What the exercise asks: Work through the entries below and report how many lines include "vagyunk". The number alone is the answer.

Records for this exercise:
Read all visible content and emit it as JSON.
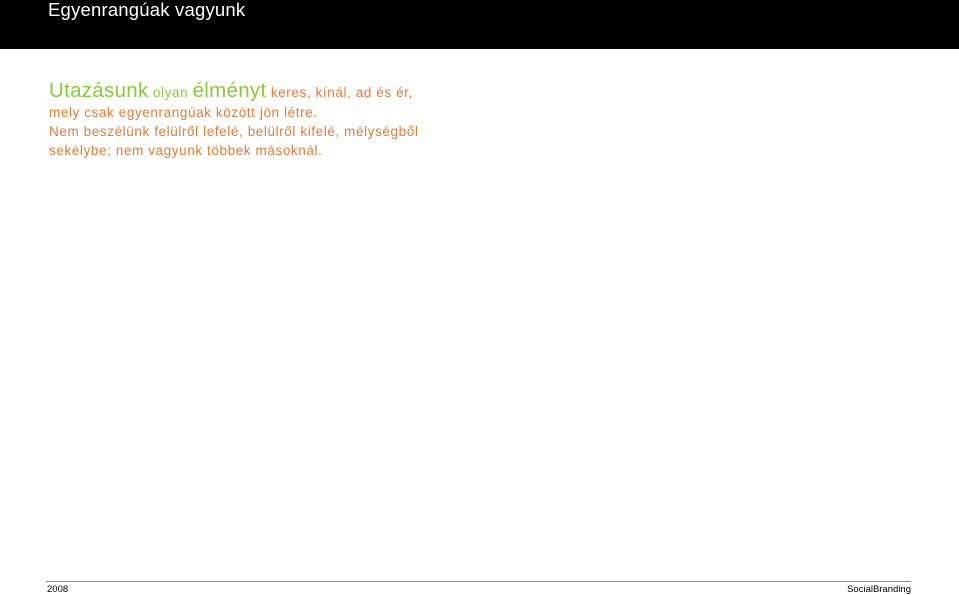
{
  "header": {
    "title": "Egyenrangúak vagyunk"
  },
  "body": {
    "line1": {
      "part1": "Utazásunk",
      "part2": "olyan",
      "part3": "élményt",
      "part4": "keres, kínál, ad és ér,"
    },
    "line2": "mely csak egyenrangúak között jön létre.",
    "line3": "Nem beszélünk felülről lefelé, belülről kifelé, mélységből",
    "line4": "sekélybe; nem vagyunk többek másoknál."
  },
  "footer": {
    "year": "2008",
    "brand": "SocialBranding"
  },
  "colors": {
    "header_background": "#000000",
    "accent_green": "#8dc63f",
    "text_orange": "#e07b39"
  }
}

Exercise result: 2